# Do this:
The entries below should be quoted exactly, with no pictures carried over.

# Stored items from a collection:
....................
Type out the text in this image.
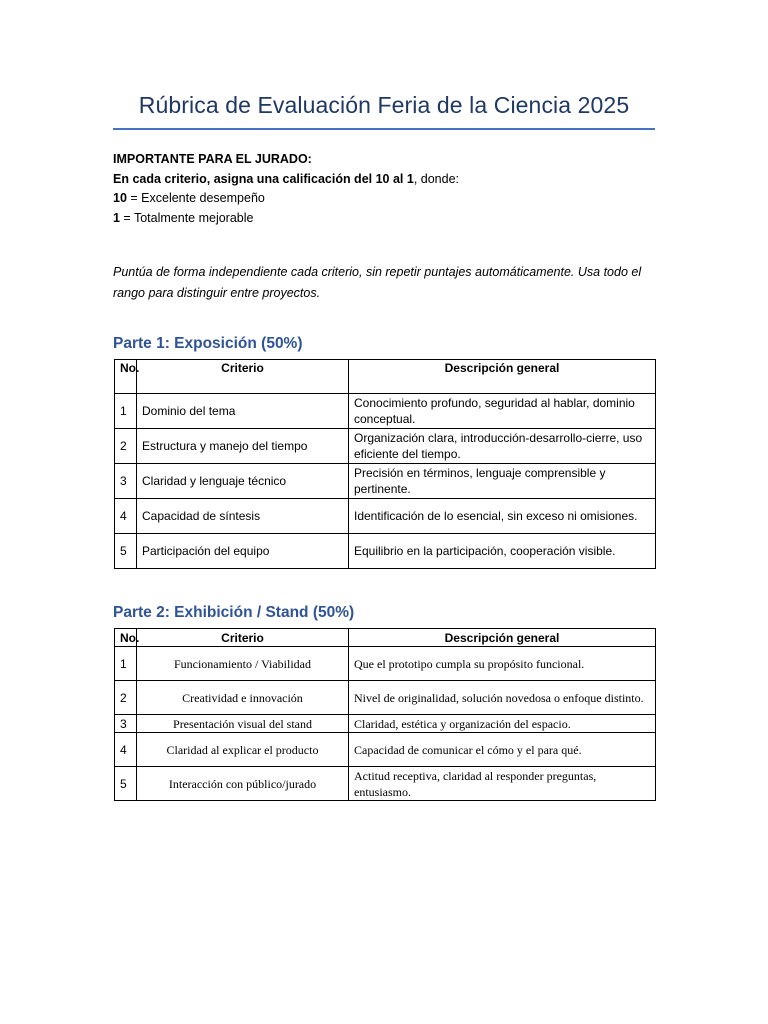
Rúbrica de Evaluación Feria de la Ciencia 2025
IMPORTANTE PARA EL JURADO:
En cada criterio, asigna una calificación del 10 al 1, donde:
10 = Excelente desempeño
1 = Totalmente mejorable
Puntúa de forma independiente cada criterio, sin repetir puntajes automáticamente. Usa todo el rango para distinguir entre proyectos.
Parte 1: Exposición (50%)
No.	Criterio	Descripción general
1	Dominio del tema	Conocimiento profundo, seguridad al hablar, dominio conceptual.
2	Estructura y manejo del tiempo	Organización clara, introducción-desarrollo-cierre, uso eficiente del tiempo.
3	Claridad y lenguaje técnico	Precisión en términos, lenguaje comprensible y pertinente.
4	Capacidad de síntesis	Identificación de lo esencial, sin exceso ni omisiones.
5	Participación del equipo	Equilibrio en la participación, cooperación visible.
Parte 2: Exhibición / Stand (50%)
No.	Criterio	Descripción general
1	Funcionamiento / Viabilidad	Que el prototipo cumpla su propósito funcional.
2	Creatividad e innovación	Nivel de originalidad, solución novedosa o enfoque distinto.
3	Presentación visual del stand	Claridad, estética y organización del espacio.
4	Claridad al explicar el producto	Capacidad de comunicar el cómo y el para qué.
5	Interacción con público/jurado	Actitud receptiva, claridad al responder preguntas, entusiasmo.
....................
# Solution to the exercise:
Type out the text in this image.
Rúbrica de Evaluación Feria de la Ciencia 2025
IMPORTANTE PARA EL JURADO:
En cada criterio, asigna una calificación del 10 al 1, donde:
10 = Excelente desempeño
1 = Totalmente mejorable
Puntúa de forma independiente cada criterio, sin repetir puntajes automáticamente. Usa todo el rango para distinguir entre proyectos.
Parte 1: Exposición (50%)
No.	Criterio	Descripción general
1	Dominio del tema	Conocimiento profundo, seguridad al hablar, dominio conceptual.
2	Estructura y manejo del tiempo	Organización clara, introducción-desarrollo-cierre, uso eficiente del tiempo.
3	Claridad y lenguaje técnico	Precisión en términos, lenguaje comprensible y pertinente.
4	Capacidad de síntesis	Identificación de lo esencial, sin exceso ni omisiones.
5	Participación del equipo	Equilibrio en la participación, cooperación visible.
Parte 2: Exhibición / Stand (50%)
No.	Criterio	Descripción general
1	Funcionamiento / Viabilidad	Que el prototipo cumpla su propósito funcional.
2	Creatividad e innovación	Nivel de originalidad, solución novedosa o enfoque distinto.
3	Presentación visual del stand	Claridad, estética y organización del espacio.
4	Claridad al explicar el producto	Capacidad de comunicar el cómo y el para qué.
5	Interacción con público/jurado	Actitud receptiva, claridad al responder preguntas, entusiasmo.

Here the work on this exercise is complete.